- _Your task_: Copy each line of the records that holds the string "rgba".

- _Provided records_:
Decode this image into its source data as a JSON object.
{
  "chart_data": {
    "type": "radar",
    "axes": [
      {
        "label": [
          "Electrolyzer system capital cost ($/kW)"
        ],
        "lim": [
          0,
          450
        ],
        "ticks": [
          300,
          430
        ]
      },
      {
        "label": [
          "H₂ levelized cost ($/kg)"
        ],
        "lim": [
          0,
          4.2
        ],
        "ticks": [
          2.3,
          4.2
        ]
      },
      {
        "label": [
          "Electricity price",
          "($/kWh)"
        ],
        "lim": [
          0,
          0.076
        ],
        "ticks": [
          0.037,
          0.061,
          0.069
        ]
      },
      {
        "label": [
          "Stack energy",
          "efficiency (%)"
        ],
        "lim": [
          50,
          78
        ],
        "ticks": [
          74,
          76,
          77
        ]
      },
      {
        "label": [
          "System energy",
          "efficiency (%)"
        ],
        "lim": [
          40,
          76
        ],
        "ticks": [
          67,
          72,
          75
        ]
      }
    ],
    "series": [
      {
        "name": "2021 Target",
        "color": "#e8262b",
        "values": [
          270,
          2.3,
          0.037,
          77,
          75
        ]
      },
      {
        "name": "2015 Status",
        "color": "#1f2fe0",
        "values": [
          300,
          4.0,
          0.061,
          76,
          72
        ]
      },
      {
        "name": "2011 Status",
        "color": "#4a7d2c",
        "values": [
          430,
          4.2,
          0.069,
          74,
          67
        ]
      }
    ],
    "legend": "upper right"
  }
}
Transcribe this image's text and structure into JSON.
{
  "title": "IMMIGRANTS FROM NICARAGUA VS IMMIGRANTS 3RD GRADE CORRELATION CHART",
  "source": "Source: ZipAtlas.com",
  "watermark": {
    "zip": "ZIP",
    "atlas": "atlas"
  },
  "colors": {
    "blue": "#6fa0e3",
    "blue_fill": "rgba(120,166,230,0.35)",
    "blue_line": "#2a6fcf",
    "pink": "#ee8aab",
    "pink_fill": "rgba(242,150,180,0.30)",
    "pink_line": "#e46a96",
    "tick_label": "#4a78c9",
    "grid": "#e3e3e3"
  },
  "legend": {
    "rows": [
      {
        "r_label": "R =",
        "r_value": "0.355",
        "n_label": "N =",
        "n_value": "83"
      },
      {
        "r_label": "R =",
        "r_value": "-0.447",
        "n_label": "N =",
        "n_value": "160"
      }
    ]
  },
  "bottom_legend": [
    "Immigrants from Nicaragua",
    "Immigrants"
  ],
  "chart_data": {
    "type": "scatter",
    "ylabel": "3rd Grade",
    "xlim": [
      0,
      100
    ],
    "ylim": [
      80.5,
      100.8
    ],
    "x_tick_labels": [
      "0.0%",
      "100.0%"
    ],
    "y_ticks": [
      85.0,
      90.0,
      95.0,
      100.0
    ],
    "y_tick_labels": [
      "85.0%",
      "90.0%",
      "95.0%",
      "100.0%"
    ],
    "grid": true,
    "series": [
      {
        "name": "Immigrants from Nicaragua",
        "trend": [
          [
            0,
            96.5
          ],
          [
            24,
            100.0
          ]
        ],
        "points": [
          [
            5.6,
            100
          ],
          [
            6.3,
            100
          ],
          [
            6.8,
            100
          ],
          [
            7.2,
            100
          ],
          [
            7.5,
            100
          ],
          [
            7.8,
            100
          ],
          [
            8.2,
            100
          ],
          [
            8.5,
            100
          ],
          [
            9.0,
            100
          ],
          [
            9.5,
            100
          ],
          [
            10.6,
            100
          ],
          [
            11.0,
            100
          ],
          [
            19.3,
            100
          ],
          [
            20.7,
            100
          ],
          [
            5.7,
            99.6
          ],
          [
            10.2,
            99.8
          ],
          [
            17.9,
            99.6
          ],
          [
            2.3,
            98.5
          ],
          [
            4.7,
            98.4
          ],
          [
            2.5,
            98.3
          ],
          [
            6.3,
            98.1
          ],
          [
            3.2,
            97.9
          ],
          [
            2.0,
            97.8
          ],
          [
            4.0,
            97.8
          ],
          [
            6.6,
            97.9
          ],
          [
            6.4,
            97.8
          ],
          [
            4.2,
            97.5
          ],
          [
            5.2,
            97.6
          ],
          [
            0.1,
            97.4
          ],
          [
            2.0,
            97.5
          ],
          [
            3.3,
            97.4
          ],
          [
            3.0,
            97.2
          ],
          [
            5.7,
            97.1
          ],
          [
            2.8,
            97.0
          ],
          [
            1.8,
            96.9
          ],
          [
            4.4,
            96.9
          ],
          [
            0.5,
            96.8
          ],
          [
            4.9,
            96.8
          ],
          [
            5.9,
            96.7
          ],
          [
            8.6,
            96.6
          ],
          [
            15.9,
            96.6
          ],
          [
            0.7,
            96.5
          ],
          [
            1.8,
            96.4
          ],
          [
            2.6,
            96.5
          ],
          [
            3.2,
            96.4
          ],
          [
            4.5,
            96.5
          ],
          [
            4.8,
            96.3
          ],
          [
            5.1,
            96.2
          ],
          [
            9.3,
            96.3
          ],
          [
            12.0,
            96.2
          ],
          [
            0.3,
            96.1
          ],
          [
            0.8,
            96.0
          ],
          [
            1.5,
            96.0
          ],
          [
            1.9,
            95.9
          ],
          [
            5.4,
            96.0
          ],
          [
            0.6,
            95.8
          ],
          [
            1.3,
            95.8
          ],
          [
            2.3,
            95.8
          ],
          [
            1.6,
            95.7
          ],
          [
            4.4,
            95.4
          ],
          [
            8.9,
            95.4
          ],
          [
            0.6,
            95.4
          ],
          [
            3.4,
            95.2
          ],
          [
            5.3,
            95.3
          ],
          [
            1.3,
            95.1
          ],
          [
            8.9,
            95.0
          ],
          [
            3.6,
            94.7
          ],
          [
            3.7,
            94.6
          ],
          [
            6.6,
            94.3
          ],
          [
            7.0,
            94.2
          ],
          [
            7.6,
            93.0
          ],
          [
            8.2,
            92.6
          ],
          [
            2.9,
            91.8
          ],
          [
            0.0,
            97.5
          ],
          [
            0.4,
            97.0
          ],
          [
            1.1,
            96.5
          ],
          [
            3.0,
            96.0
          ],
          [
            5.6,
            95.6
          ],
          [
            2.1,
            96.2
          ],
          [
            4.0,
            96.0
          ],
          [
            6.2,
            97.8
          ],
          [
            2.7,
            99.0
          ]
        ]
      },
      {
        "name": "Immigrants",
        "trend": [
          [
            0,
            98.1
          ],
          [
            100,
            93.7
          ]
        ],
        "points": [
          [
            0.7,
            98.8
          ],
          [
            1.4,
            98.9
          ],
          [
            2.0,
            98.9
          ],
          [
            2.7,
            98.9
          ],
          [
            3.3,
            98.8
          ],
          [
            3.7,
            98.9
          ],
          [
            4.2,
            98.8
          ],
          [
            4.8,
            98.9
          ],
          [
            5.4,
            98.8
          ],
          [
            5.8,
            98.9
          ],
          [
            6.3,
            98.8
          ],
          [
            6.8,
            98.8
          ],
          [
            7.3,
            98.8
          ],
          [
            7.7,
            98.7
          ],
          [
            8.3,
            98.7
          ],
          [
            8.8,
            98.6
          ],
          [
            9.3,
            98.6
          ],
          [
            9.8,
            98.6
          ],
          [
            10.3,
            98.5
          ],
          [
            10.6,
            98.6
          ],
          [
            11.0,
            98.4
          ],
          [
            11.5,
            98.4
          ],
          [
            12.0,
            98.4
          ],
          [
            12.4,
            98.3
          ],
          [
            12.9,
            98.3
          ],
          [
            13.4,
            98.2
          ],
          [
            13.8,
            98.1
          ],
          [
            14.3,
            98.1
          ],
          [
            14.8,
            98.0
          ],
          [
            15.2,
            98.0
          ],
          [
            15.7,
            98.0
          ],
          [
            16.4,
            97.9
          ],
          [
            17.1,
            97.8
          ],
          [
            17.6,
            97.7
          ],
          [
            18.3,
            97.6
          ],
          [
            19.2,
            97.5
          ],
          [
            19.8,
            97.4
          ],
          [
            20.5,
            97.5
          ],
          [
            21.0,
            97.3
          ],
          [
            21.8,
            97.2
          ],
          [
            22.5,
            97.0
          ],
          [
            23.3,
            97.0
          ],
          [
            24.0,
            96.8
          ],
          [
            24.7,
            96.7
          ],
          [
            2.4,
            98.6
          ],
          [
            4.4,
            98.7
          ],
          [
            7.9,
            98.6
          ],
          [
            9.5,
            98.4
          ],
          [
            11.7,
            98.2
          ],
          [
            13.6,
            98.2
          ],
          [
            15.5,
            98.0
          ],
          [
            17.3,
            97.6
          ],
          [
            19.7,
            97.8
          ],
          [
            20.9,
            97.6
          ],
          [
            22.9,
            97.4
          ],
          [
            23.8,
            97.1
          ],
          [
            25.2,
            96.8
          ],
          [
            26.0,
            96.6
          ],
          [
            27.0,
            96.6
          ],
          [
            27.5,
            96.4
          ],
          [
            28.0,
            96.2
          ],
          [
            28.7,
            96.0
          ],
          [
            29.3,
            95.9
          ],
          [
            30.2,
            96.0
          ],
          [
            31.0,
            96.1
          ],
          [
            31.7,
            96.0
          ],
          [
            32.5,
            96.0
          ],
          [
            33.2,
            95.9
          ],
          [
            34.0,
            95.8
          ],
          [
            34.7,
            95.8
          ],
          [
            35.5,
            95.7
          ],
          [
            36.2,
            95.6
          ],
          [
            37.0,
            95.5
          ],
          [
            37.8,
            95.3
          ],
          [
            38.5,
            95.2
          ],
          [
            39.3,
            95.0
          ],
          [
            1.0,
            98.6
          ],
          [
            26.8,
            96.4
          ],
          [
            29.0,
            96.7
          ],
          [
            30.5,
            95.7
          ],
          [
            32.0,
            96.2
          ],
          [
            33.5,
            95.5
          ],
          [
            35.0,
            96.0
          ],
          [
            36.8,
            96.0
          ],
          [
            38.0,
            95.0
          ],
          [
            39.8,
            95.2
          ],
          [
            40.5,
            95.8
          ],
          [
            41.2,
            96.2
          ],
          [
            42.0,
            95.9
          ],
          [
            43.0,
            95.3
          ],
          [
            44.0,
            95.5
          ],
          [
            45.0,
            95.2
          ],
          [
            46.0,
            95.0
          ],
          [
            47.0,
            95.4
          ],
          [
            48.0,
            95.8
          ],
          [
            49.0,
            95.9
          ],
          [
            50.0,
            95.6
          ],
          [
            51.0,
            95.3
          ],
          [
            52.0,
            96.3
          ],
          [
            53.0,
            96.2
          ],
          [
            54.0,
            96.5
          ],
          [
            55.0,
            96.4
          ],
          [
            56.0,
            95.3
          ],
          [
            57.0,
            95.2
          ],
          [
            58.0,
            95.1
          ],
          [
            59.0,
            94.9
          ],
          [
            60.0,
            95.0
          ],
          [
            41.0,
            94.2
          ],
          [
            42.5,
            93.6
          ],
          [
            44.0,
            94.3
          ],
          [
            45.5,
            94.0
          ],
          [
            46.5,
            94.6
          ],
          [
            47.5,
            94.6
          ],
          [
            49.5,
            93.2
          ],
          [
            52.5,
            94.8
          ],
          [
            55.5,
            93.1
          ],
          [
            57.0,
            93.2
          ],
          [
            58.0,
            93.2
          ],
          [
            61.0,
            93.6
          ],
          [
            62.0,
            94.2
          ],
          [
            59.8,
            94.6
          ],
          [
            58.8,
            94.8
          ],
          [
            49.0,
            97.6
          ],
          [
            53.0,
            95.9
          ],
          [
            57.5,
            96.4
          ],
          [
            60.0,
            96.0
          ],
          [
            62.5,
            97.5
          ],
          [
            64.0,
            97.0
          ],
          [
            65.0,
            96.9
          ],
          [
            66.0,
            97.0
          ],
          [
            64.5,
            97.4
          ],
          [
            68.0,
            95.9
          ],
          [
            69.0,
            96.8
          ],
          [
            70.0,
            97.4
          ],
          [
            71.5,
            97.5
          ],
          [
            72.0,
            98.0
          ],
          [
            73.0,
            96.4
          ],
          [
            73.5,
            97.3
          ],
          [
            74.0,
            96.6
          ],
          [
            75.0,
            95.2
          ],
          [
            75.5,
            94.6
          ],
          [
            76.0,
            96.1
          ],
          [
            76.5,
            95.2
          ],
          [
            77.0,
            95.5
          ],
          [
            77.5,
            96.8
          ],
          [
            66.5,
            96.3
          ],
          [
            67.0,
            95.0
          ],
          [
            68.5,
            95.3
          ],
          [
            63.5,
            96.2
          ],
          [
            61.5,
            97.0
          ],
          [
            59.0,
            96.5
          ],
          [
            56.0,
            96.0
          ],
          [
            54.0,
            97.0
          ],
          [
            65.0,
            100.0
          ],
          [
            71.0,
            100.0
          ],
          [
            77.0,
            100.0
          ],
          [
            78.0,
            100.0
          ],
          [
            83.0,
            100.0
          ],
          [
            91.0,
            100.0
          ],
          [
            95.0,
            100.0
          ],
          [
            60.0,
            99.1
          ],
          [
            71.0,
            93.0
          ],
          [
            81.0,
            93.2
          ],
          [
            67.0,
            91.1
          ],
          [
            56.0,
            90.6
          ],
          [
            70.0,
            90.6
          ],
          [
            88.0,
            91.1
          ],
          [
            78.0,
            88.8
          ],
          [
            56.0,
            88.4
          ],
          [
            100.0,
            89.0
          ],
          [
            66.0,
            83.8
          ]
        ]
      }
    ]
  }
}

- _Result_:
    "blue_fill": "rgba(120,166,230,0.35)",
    "pink_fill": "rgba(242,150,180,0.30)",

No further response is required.